Written instruction: Without the pictures, set down the records below word for word.

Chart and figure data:
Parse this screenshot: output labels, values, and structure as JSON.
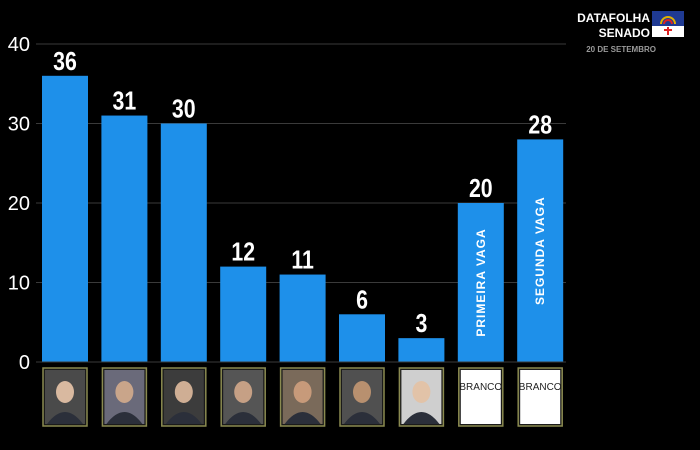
{
  "header": {
    "title_line1": "DATAFOLHA",
    "title_line2": "SENADO",
    "date": "20 DE SETEMBRO"
  },
  "chart_data": {
    "type": "bar",
    "categories": [
      "",
      "",
      "",
      "",
      "",
      "",
      "",
      "BRANCO",
      "BRANCO"
    ],
    "values": [
      36,
      31,
      30,
      12,
      11,
      6,
      3,
      20,
      28
    ],
    "bar_inner_labels": [
      "",
      "",
      "",
      "",
      "",
      "",
      "",
      "PRIMEIRA VAGA",
      "SEGUNDA VAGA"
    ],
    "title": "",
    "xlabel": "",
    "ylabel": "",
    "ylim": [
      0,
      40
    ],
    "yticks": [
      0,
      10,
      20,
      30,
      40
    ],
    "grid": true,
    "legend": "none",
    "bar_color": "#1e90ea",
    "background": "#000000"
  }
}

Answer for this exercise:
Parse this screenshot: output labels, values, and structure as JSON.
{
  "header": {
    "title_line1": "DATAFOLHA",
    "title_line2": "SENADO",
    "date": "20 DE SETEMBRO"
  },
  "chart_data": {
    "type": "bar",
    "categories": [
      "",
      "",
      "",
      "",
      "",
      "",
      "",
      "BRANCO",
      "BRANCO"
    ],
    "values": [
      36,
      31,
      30,
      12,
      11,
      6,
      3,
      20,
      28
    ],
    "bar_inner_labels": [
      "",
      "",
      "",
      "",
      "",
      "",
      "",
      "PRIMEIRA VAGA",
      "SEGUNDA VAGA"
    ],
    "title": "",
    "xlabel": "",
    "ylabel": "",
    "ylim": [
      0,
      40
    ],
    "yticks": [
      0,
      10,
      20,
      30,
      40
    ],
    "grid": true,
    "legend": "none",
    "bar_color": "#1e90ea",
    "background": "#000000"
  }
}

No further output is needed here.